(Extracted data entries)
________
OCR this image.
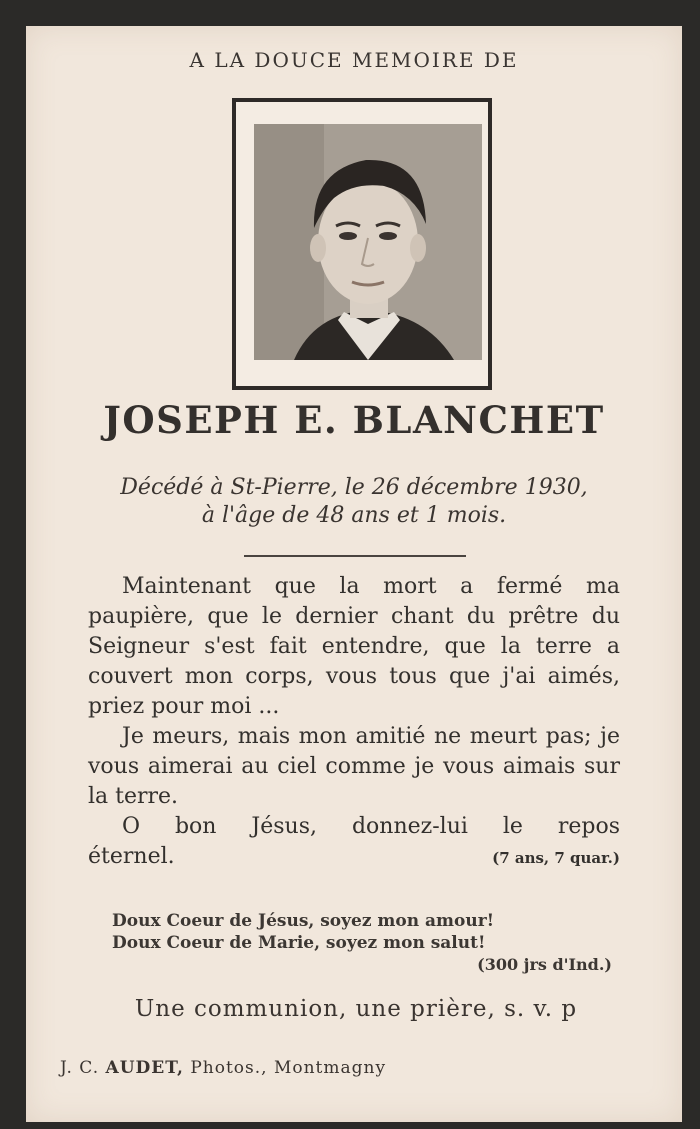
A LA DOUCE MEMOIRE DE
JOSEPH E. BLANCHET
Décédé à St-Pierre, le 26 décembre 1930,
à l'âge de 48 ans et 1 mois.

Maintenant que la mort a fermé ma paupière, que le dernier chant du prêtre du Seigneur s'est fait entendre, que la terre a couvert mon corps, vous tous que j'ai aimés, priez pour moi ...

Je meurs, mais mon amitié ne meurt pas; je vous aimerai au ciel comme je vous aimais sur la terre.

O bon Jésus, donnez-lui le repos

éternel.	(7 ans, 7 quar.)
Doux Coeur de Jésus, soyez mon amour!
Doux Coeur de Marie, soyez mon salut!
(300 jrs d'Ind.)
Une communion, une prière, s. v. p
J. C. AUDET, Photos., Montmagny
________
## Work to complete
Without the pictures, write out every entry precisely as it appears.

## Result of the task
OCR this image.
A LA DOUCE MEMOIRE DE
JOSEPH E. BLANCHET
Décédé à St-Pierre, le 26 décembre 1930,
à l'âge de 48 ans et 1 mois.

Maintenant que la mort a fermé ma paupière, que le dernier chant du prêtre du Seigneur s'est fait entendre, que la terre a couvert mon corps, vous tous que j'ai aimés, priez pour moi ...

Je meurs, mais mon amitié ne meurt pas; je vous aimerai au ciel comme je vous aimais sur la terre.

O bon Jésus, donnez-lui le repos

éternel.	(7 ans, 7 quar.)
Doux Coeur de Jésus, soyez mon amour!
Doux Coeur de Marie, soyez mon salut!
(300 jrs d'Ind.)
Une communion, une prière, s. v. p
J. C. AUDET, Photos., Montmagny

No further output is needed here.